- [DATA]
⟨

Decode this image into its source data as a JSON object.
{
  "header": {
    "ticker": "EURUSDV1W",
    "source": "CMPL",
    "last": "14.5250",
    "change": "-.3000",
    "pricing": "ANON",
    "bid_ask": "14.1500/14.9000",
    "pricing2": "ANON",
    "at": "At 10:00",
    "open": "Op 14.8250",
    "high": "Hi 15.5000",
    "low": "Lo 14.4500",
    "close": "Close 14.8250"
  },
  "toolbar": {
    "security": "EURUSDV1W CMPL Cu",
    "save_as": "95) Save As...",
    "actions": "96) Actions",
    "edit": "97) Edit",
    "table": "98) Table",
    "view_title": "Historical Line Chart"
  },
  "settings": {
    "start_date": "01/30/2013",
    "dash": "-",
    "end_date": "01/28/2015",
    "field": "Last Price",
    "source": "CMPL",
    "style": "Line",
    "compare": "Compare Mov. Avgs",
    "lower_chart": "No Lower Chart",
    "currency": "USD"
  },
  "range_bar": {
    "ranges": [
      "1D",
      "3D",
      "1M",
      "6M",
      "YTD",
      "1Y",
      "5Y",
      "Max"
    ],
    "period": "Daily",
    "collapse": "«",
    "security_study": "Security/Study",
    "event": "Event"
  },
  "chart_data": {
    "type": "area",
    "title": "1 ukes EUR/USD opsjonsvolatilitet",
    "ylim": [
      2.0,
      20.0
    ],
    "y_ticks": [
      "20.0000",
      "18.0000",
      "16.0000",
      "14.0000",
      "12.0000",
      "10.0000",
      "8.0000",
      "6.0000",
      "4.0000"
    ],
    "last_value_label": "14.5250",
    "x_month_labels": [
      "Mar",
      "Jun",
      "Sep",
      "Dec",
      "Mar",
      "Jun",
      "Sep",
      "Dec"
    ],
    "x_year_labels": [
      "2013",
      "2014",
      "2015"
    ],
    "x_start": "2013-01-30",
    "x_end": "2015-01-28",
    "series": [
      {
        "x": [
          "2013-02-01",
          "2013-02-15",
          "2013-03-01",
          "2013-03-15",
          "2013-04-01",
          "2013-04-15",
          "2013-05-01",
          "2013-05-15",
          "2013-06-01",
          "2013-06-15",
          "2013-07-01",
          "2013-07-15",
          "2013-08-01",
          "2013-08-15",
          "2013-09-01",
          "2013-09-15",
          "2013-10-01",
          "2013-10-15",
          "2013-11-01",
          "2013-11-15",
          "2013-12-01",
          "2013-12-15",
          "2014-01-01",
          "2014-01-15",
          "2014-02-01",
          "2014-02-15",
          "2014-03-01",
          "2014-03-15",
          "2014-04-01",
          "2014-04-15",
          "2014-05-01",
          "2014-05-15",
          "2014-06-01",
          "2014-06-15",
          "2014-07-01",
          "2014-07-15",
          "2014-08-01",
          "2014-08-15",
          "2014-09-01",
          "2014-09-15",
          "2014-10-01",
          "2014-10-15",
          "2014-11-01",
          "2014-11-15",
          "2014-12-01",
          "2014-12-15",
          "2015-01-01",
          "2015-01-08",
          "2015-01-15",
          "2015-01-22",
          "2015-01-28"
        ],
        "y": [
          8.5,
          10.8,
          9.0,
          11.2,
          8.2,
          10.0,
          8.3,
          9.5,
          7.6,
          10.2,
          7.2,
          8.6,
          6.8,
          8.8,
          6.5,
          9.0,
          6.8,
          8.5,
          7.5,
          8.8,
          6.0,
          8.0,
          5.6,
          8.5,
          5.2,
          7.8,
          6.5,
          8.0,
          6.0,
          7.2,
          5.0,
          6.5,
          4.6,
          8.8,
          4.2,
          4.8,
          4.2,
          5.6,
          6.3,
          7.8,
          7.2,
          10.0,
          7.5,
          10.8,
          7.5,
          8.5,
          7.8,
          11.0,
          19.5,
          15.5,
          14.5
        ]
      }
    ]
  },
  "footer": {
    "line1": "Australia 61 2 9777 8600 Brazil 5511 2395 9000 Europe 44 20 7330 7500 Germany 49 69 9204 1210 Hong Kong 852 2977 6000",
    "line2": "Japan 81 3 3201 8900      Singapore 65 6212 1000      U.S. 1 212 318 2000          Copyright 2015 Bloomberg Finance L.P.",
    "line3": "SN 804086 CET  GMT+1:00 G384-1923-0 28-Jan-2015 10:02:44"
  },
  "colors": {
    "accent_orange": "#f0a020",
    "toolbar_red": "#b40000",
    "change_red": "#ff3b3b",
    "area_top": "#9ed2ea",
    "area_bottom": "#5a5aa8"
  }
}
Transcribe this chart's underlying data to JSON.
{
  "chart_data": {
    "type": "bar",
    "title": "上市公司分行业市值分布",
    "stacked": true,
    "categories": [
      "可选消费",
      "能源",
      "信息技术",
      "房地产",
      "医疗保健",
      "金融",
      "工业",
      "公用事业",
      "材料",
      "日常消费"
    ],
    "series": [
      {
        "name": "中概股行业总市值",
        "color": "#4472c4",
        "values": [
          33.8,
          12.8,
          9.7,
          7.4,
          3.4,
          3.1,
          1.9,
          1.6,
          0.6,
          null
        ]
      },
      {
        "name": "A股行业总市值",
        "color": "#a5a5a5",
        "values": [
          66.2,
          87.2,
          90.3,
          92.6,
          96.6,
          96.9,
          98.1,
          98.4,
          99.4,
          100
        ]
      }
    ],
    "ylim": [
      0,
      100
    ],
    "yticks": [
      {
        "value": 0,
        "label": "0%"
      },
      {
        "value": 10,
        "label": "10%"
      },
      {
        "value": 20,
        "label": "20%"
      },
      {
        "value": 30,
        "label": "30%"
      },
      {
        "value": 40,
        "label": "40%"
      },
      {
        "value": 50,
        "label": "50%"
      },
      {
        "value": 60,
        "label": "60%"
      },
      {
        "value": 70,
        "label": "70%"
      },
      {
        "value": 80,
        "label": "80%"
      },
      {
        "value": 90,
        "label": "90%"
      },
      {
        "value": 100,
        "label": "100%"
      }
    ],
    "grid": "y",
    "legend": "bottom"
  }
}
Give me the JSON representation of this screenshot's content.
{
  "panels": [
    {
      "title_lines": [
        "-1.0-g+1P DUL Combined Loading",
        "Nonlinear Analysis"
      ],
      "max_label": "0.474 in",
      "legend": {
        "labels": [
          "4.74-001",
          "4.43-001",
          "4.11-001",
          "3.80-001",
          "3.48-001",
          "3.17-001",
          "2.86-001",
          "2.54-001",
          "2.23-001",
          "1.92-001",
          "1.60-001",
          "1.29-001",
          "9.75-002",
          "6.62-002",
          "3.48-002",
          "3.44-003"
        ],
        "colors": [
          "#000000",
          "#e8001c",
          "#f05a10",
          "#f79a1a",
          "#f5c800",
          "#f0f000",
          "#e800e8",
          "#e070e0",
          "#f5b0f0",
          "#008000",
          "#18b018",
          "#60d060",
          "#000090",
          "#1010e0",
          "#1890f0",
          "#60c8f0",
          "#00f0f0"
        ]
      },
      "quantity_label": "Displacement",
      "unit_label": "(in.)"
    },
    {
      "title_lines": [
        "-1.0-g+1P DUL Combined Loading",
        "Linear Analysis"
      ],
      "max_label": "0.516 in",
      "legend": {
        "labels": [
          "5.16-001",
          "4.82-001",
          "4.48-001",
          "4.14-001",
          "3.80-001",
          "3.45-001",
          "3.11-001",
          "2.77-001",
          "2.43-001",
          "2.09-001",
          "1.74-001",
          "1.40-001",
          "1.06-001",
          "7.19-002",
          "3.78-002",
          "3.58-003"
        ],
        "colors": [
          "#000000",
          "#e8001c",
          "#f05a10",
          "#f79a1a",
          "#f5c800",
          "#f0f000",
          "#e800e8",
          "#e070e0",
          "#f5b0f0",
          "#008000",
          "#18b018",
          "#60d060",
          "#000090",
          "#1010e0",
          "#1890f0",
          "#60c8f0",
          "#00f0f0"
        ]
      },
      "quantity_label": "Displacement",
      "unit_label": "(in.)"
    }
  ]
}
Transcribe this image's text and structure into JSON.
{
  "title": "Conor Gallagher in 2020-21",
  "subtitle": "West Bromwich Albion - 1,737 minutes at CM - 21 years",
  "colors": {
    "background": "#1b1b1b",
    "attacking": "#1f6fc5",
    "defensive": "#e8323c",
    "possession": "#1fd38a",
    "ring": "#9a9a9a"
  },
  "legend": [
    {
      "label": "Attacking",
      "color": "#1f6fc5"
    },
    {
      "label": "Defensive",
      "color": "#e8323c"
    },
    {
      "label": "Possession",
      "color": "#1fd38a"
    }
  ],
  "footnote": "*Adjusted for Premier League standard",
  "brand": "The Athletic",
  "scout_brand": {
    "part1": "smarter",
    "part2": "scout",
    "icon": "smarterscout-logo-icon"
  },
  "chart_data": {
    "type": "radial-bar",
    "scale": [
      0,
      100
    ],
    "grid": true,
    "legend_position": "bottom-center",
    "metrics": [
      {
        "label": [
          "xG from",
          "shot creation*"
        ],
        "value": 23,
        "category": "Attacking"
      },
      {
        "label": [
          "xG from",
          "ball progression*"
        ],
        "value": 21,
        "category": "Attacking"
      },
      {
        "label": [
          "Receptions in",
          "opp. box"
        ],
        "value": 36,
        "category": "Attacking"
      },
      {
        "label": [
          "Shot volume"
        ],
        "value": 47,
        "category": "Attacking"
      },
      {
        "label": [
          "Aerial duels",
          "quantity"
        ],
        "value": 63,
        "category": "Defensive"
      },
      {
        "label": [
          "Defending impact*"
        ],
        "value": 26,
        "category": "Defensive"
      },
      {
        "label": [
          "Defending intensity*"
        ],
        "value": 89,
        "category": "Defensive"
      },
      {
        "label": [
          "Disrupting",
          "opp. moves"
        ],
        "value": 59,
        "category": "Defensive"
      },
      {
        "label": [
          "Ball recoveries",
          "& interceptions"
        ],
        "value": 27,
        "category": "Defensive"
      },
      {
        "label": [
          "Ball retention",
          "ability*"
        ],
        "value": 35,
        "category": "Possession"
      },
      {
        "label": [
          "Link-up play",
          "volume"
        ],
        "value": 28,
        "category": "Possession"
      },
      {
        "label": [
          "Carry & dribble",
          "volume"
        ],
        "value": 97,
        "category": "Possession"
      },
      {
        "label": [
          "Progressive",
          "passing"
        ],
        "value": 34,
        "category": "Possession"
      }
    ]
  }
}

⟩

- [YOUR GOAL] Pick out every line holding the string "Transcribe" and return it.

- [RESPONSE BELOW]
Transcribe this chart's underlying data to JSON.
Transcribe this image's text and structure into JSON.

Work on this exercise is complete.